(Dataset excerpts)
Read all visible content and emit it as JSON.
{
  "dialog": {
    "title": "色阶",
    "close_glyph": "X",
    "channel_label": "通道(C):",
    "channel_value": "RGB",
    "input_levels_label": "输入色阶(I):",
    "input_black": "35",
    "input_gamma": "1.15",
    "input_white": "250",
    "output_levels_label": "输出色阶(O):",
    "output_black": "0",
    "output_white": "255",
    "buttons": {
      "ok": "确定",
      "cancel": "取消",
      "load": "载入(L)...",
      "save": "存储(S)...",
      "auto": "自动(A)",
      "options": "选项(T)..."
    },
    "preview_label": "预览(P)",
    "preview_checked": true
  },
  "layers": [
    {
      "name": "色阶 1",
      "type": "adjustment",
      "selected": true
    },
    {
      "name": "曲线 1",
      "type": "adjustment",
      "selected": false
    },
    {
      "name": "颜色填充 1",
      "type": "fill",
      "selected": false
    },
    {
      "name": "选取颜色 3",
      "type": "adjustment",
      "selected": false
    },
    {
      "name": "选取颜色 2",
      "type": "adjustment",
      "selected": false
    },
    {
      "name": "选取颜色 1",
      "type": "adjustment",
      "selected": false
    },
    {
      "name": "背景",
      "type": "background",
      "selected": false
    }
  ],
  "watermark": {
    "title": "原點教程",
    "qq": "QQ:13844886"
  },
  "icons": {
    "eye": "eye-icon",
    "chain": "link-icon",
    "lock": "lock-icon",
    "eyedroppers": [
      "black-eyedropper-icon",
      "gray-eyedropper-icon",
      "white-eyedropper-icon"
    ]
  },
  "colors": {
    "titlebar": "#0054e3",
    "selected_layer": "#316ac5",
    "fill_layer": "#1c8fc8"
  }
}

What is needed: Collect the complete line wherever the string "true" appears in the records.

Exercise output:
    "preview_checked": true
      "selected": true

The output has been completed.